Brief:
Check each line of the data for "handle" and select those that have it.

Stored rows:
......

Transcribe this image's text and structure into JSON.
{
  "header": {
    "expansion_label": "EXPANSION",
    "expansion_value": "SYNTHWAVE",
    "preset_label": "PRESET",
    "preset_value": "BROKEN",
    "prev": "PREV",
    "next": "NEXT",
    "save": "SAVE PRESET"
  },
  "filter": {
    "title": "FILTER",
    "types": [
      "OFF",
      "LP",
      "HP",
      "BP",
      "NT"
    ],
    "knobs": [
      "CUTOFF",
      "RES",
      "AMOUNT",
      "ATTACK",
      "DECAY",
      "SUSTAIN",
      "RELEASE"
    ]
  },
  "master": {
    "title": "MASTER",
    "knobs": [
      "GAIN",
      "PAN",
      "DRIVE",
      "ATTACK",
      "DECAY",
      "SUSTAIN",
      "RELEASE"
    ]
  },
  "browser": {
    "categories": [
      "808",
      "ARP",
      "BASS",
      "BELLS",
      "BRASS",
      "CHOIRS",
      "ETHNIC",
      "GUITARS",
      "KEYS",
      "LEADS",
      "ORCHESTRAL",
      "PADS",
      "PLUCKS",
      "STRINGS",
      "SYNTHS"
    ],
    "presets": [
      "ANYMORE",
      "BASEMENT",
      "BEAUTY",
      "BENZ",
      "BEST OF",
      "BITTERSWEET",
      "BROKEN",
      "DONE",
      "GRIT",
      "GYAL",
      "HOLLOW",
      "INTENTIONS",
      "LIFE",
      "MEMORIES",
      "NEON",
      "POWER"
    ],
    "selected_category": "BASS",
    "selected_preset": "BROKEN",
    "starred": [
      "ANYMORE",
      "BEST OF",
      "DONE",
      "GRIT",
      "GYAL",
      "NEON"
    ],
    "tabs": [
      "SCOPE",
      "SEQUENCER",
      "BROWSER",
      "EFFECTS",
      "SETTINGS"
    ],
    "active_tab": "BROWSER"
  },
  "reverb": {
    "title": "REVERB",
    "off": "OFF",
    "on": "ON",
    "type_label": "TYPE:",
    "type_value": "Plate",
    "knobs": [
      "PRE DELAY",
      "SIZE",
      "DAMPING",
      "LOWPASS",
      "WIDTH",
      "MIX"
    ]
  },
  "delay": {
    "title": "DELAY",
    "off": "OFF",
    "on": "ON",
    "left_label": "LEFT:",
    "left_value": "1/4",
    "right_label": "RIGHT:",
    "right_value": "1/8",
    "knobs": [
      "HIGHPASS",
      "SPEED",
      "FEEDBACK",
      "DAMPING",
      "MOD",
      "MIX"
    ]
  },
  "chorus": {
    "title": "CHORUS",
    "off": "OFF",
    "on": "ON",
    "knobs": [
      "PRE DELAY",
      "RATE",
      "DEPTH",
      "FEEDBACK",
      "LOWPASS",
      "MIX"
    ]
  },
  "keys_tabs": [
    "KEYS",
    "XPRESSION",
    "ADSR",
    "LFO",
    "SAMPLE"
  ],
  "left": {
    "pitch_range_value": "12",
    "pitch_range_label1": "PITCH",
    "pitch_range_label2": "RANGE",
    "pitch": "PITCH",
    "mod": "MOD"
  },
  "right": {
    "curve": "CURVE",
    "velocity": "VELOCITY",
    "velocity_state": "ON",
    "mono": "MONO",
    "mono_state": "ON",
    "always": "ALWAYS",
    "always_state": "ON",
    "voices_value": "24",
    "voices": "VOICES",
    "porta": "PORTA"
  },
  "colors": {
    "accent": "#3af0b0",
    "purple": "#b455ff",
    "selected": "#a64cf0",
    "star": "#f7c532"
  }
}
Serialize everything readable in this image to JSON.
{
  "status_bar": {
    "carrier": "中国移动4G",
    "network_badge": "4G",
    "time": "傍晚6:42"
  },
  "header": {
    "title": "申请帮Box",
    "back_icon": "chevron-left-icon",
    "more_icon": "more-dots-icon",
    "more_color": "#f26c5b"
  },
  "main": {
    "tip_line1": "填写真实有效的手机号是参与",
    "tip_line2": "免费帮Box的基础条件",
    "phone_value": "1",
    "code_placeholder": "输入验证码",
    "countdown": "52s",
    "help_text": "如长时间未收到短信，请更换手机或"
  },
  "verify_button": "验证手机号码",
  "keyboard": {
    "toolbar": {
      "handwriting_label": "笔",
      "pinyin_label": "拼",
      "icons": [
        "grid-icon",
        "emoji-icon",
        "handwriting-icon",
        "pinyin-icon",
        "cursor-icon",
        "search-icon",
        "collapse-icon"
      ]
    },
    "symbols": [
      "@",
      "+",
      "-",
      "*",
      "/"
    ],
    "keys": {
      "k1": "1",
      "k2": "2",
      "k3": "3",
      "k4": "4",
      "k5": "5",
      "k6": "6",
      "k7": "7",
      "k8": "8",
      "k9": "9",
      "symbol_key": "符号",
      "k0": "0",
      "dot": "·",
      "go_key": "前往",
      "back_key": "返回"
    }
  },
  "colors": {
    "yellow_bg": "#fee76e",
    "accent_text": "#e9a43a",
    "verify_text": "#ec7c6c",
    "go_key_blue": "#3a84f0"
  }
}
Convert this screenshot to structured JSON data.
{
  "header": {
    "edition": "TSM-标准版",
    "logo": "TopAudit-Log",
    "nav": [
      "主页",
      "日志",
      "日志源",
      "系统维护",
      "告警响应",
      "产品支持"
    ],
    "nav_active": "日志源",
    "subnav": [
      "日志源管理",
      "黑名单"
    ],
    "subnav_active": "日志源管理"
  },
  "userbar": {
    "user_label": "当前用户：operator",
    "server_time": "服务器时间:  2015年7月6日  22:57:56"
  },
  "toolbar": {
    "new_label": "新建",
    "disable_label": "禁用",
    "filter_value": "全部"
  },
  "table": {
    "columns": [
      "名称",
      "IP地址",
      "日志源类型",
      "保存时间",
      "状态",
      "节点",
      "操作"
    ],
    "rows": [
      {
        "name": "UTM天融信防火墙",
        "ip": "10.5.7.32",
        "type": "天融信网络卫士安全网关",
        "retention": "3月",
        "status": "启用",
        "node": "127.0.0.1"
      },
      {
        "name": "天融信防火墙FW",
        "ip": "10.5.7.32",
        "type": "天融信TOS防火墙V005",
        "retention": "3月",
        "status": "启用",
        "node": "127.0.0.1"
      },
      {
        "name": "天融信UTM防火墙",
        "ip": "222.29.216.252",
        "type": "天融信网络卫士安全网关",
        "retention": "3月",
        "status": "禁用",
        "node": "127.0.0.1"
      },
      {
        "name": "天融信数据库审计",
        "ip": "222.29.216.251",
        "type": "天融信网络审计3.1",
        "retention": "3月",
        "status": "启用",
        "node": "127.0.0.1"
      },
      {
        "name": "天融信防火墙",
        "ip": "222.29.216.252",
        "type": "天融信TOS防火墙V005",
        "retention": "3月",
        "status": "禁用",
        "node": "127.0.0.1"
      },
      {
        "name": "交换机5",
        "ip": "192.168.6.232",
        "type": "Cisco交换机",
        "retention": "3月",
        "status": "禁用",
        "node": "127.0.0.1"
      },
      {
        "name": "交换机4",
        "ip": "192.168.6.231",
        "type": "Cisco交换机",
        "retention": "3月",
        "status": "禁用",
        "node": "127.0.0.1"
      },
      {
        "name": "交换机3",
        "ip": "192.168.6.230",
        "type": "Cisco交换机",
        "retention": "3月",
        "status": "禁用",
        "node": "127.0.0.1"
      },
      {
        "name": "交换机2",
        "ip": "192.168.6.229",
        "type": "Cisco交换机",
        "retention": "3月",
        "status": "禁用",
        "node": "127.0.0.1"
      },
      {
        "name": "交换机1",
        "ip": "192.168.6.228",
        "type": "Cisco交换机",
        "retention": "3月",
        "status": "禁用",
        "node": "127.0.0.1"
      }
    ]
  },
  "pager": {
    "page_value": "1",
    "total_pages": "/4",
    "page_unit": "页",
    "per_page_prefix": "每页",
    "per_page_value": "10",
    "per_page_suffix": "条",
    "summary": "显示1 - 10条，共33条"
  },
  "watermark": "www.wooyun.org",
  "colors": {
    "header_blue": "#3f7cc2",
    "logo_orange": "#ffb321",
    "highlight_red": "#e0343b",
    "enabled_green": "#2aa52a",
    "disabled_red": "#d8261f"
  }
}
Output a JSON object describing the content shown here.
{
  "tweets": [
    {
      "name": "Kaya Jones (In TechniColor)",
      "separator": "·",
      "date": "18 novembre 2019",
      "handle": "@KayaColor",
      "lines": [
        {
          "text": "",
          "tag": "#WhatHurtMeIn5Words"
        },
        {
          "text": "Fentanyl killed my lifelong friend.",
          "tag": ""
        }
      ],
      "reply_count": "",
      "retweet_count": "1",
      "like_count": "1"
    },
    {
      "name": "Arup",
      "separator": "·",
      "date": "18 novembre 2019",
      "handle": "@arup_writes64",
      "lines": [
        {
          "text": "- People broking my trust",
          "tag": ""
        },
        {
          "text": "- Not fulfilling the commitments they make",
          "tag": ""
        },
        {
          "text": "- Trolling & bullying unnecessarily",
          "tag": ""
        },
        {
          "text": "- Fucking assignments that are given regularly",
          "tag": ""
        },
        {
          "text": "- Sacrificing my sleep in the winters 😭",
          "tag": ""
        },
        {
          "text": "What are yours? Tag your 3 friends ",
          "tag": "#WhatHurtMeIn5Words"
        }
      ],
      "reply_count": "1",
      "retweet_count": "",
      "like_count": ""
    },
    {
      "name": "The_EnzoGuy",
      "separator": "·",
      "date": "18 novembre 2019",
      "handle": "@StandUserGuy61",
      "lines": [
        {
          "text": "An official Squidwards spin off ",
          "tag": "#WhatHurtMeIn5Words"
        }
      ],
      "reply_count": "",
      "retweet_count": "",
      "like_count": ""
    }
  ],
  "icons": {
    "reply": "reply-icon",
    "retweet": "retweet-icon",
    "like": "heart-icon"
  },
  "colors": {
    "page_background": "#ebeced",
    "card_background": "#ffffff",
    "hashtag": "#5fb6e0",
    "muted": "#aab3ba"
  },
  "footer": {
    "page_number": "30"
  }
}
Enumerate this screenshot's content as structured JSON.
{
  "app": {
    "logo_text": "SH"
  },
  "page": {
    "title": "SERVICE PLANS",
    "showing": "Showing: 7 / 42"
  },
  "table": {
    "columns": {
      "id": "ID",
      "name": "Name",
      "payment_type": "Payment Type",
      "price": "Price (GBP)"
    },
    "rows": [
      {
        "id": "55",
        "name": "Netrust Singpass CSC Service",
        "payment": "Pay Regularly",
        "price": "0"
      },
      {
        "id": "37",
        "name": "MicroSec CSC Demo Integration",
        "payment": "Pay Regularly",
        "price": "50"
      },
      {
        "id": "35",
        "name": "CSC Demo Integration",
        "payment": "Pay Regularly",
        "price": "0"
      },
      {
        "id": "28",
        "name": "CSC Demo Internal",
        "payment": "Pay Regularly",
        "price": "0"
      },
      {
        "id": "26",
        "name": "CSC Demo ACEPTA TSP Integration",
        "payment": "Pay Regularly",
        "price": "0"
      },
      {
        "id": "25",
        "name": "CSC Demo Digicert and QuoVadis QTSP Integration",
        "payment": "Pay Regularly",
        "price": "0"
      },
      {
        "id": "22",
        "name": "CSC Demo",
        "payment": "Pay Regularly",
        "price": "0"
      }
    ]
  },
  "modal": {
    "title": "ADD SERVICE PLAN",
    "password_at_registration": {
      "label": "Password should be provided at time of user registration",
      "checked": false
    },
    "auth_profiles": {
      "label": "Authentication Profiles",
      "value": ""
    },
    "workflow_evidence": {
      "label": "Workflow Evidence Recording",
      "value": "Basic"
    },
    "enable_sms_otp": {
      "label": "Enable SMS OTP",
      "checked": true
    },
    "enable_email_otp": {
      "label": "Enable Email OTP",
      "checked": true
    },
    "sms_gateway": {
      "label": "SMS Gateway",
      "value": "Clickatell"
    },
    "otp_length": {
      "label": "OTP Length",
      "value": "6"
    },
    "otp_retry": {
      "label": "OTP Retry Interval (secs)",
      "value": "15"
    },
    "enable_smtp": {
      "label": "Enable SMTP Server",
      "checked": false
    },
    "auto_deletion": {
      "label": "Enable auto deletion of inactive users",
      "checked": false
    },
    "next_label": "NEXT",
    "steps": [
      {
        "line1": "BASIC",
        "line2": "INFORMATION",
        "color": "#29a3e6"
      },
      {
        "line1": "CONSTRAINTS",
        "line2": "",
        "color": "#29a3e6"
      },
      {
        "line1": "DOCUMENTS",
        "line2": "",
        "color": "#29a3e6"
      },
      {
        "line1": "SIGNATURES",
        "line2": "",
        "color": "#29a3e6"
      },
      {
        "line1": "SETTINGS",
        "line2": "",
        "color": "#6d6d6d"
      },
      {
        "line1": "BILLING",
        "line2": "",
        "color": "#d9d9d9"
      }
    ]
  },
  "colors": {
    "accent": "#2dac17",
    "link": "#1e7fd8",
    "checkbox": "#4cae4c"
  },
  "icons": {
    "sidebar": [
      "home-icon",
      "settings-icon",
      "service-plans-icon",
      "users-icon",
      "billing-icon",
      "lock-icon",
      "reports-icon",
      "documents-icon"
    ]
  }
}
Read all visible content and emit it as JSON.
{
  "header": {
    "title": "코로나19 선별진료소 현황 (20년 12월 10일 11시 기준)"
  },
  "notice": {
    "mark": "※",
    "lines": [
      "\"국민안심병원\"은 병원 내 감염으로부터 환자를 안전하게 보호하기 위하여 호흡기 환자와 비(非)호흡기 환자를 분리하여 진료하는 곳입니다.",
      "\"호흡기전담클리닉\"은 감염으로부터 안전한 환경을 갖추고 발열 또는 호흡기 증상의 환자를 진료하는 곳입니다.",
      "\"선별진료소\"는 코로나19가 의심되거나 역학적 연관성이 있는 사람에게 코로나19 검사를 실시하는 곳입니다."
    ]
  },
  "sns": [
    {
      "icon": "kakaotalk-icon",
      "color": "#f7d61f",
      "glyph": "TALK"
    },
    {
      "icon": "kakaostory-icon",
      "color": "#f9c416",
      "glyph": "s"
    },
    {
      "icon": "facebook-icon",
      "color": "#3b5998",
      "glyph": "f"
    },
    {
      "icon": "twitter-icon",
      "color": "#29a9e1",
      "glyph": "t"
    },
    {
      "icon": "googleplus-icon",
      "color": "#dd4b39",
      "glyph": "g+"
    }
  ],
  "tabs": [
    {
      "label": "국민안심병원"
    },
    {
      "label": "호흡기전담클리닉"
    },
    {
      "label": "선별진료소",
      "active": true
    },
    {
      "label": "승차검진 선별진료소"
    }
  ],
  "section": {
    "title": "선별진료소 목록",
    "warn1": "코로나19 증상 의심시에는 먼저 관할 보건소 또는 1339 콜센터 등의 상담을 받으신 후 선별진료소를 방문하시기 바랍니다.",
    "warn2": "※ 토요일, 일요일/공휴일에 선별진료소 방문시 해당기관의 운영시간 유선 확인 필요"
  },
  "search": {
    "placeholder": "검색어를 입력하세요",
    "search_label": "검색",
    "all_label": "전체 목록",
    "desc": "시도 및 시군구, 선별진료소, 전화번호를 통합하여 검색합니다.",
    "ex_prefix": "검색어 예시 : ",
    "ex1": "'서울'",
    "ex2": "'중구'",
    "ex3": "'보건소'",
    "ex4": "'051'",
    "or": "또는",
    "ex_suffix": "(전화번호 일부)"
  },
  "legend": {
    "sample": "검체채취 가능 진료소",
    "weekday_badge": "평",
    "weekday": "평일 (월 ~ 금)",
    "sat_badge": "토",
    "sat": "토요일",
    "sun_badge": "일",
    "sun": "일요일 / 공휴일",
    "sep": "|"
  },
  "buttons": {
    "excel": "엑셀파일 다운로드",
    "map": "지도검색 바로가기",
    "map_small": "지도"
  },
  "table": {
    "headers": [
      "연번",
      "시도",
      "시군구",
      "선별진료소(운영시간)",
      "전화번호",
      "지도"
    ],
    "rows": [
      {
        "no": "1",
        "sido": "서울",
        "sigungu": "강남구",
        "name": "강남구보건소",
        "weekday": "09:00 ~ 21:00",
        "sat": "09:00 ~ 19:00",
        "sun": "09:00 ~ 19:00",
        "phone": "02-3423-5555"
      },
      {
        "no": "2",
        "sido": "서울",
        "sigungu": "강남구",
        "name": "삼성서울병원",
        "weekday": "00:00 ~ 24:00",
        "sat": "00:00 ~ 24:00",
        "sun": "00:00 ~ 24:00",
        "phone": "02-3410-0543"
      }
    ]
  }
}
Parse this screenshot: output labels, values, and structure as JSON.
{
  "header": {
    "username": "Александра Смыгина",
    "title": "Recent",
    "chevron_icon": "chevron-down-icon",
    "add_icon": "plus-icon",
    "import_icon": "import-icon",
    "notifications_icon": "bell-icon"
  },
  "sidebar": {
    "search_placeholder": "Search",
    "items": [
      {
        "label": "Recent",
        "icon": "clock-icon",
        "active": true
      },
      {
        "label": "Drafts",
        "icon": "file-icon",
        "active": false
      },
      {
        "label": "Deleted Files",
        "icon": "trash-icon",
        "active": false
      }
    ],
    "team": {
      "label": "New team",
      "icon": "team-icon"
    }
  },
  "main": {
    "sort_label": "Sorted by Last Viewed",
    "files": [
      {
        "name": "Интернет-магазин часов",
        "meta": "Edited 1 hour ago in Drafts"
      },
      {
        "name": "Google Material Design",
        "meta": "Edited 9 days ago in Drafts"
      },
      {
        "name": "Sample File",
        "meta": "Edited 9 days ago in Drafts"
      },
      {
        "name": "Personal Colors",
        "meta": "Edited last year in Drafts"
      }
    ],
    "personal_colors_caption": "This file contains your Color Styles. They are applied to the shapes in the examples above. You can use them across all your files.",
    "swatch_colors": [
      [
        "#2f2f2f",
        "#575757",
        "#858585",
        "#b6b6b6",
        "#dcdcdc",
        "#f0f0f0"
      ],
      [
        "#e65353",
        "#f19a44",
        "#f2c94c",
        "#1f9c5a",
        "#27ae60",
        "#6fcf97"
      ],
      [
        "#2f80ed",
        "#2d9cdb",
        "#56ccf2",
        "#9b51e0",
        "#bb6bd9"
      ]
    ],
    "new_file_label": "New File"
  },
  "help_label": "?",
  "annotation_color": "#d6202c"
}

......

Written solution:
      "handle": "@KayaColor",
      "handle": "@arup_writes64",
      "handle": "@StandUserGuy61",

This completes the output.